**Énoncé A**
Traduisez en anglais la phrase suivante de l'extrait de décision : « L’association APU indique que le suivi de Monsieur [W] et les démarches de ce dernier ont dû être suspendues au cours de cette période. »

***** Extrait cité

S’agissant de ses démarches, le requérant justifie d’un suivi depuis septembre 2023 par l’association APU, d’une demande de logement social de décembre 2018 renouvelée le 26 juillet 2023, de démarches de relogement auprès de SOLIHA (demande de logement signée le 27 septembre 2023) et auprès de l’agence immobilière à vocation sociale du Nord (“en fin d’année 2023" d’après l’attestation de l’agence), d’un recours DALO du 19 septembre 2023 rejeté le 5 décembre 2023, du dépôt d’un dossier FSL déclaré recevable le 11 octobre 2023 et de demandes auprès du 115 sur la période du 4 au 9 octobre 2023.

Monsieur [W] justifie par ses pièces des difficultés de santé invalidantes qu’il évoque, y compris dans la période récente, notamment de deux opérations en date du 15 novembre et du 18 décembre 2023. L’association APU indique que le suivi de Monsieur [W] et les démarches de ce dernier ont dû être suspendues au cours de cette période.

Dans leurs conclusions, Monsieur [D] et Madame [I] font pour leur part valoir que Monsieur [W] n’a pas respecté l’échéancier judiciaire qui lui avait été octroyé démontrant ainsi sa mauvaise volonté ; qu’il ne justifierait pas de démarches de relogement alors qu’il a connaissance de la nécessité de se reloger depuis 2021 ; qu’il ne démontre pas que son expulsion entraînerait des conséquences particulièrement préjudiciables.

**********

**Énoncé B**
Recopiez mot pour mot chacune des lignes de toutes les entrées qui suivent, sans rien y changer.

***** Entrées de données

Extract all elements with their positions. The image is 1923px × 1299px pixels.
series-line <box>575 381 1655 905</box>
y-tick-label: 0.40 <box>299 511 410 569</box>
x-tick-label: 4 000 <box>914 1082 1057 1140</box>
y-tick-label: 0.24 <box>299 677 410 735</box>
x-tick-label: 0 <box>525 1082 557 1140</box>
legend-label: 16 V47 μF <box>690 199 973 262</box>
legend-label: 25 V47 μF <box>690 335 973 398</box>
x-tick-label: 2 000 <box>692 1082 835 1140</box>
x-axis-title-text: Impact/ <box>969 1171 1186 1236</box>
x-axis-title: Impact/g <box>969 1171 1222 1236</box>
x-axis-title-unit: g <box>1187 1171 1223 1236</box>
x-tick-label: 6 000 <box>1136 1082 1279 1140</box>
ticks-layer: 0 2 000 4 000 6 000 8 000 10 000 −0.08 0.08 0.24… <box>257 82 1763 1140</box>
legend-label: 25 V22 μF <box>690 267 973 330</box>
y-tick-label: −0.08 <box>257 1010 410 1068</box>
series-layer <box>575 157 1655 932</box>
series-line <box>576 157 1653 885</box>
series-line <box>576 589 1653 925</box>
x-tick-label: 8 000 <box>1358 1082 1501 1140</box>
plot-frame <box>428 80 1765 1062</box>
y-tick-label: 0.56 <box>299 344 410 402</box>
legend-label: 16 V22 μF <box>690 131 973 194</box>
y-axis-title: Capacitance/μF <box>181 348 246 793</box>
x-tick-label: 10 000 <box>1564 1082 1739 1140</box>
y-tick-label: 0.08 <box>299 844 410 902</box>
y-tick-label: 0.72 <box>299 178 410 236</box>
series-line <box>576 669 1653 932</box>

**********

**Corrigé complet A**
The APU association states that Mr. [W]'s support and his own efforts had to be suspended during that period.

**Corrigé complet B**
Extract all elements with their positions. The image is 1923px × 1299px pixels.
series-line <box>575 381 1655 905</box>
y-tick-label: 0.40 <box>299 511 410 569</box>
x-tick-label: 4 000 <box>914 1082 1057 1140</box>
y-tick-label: 0.24 <box>299 677 410 735</box>
x-tick-label: 0 <box>525 1082 557 1140</box>
legend-label: 16 V47 μF <box>690 199 973 262</box>
legend-label: 25 V47 μF <box>690 335 973 398</box>
x-tick-label: 2 000 <box>692 1082 835 1140</box>
x-axis-title-text: Impact/ <box>969 1171 1186 1236</box>
x-axis-title: Impact/g <box>969 1171 1222 1236</box>
x-axis-title-unit: g <box>1187 1171 1223 1236</box>
x-tick-label: 6 000 <box>1136 1082 1279 1140</box>
ticks-layer: 0 2 000 4 000 6 000 8 000 10 000 −0.08 0.08 0.24… <box>257 82 1763 1140</box>
legend-label: 25 V22 μF <box>690 267 973 330</box>
y-tick-label: −0.08 <box>257 1010 410 1068</box>
series-layer <box>575 157 1655 932</box>
series-line <box>576 157 1653 885</box>
series-line <box>576 589 1653 925</box>
x-tick-label: 8 000 <box>1358 1082 1501 1140</box>
plot-frame <box>428 80 1765 1062</box>
y-tick-label: 0.56 <box>299 344 410 402</box>
legend-label: 16 V22 μF <box>690 131 973 194</box>
y-axis-title: Capacitance/μF <box>181 348 246 793</box>
x-tick-label: 10 000 <box>1564 1082 1739 1140</box>
y-tick-label: 0.08 <box>299 844 410 902</box>
y-tick-label: 0.72 <box>299 178 410 236</box>
series-line <box>576 669 1653 932</box>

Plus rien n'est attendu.